Stored records
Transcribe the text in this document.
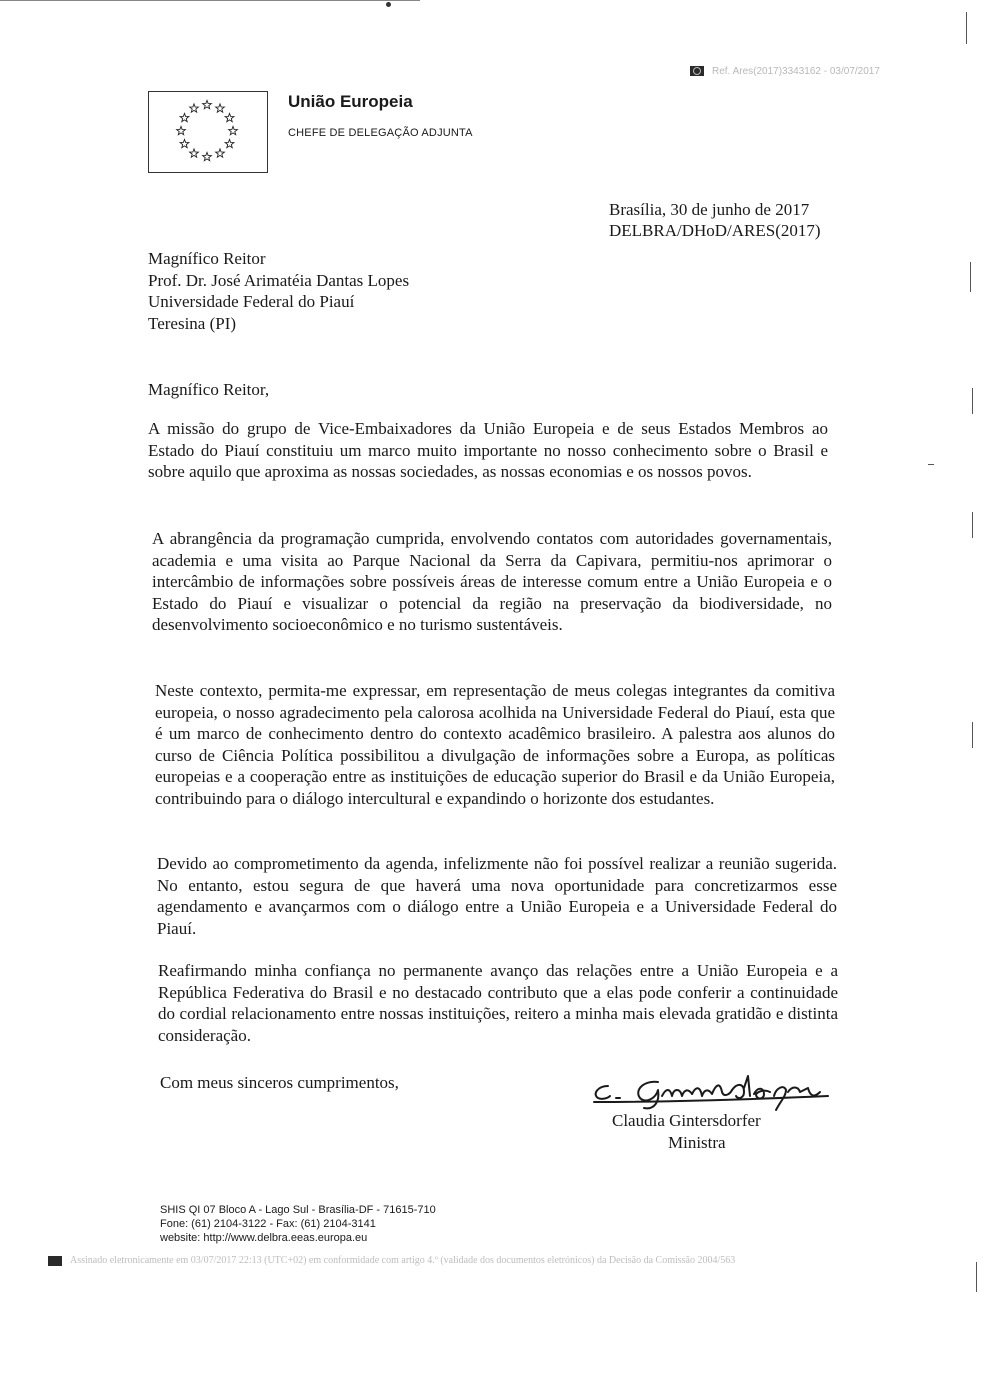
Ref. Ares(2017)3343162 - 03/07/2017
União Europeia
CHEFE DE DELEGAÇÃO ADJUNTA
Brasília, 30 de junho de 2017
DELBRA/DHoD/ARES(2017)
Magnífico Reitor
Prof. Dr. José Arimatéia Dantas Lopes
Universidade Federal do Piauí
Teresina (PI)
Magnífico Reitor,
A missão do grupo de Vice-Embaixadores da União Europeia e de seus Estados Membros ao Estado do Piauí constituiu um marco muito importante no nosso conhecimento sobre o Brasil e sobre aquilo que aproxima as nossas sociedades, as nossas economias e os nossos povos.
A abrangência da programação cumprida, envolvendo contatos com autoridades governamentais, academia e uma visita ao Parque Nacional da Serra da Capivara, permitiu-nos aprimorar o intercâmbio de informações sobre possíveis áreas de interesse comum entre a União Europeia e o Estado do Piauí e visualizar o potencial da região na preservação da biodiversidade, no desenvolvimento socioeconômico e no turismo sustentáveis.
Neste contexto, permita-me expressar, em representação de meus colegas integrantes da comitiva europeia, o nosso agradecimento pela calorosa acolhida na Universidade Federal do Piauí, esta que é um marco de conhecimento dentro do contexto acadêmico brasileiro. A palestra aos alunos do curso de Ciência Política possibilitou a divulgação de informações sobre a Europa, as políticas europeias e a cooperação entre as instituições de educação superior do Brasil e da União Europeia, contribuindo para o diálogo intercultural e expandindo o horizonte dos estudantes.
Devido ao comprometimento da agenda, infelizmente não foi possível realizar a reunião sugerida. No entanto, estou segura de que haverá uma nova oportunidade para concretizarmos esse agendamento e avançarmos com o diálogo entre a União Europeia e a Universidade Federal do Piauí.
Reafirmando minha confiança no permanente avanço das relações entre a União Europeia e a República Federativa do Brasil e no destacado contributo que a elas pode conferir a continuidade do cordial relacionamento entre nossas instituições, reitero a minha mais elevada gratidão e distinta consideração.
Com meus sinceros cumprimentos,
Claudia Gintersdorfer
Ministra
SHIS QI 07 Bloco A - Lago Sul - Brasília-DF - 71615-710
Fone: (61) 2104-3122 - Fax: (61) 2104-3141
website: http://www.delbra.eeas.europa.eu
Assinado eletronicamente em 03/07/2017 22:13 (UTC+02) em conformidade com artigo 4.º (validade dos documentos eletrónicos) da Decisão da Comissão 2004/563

- _WHAT NEEDS TO BE DONE_: Where a line holds "Brasília", copy it out.

- _WRITTEN ANSWER_:
Brasília, 30 de junho de 2017
SHIS QI 07 Bloco A - Lago Sul - Brasília-DF - 71615-710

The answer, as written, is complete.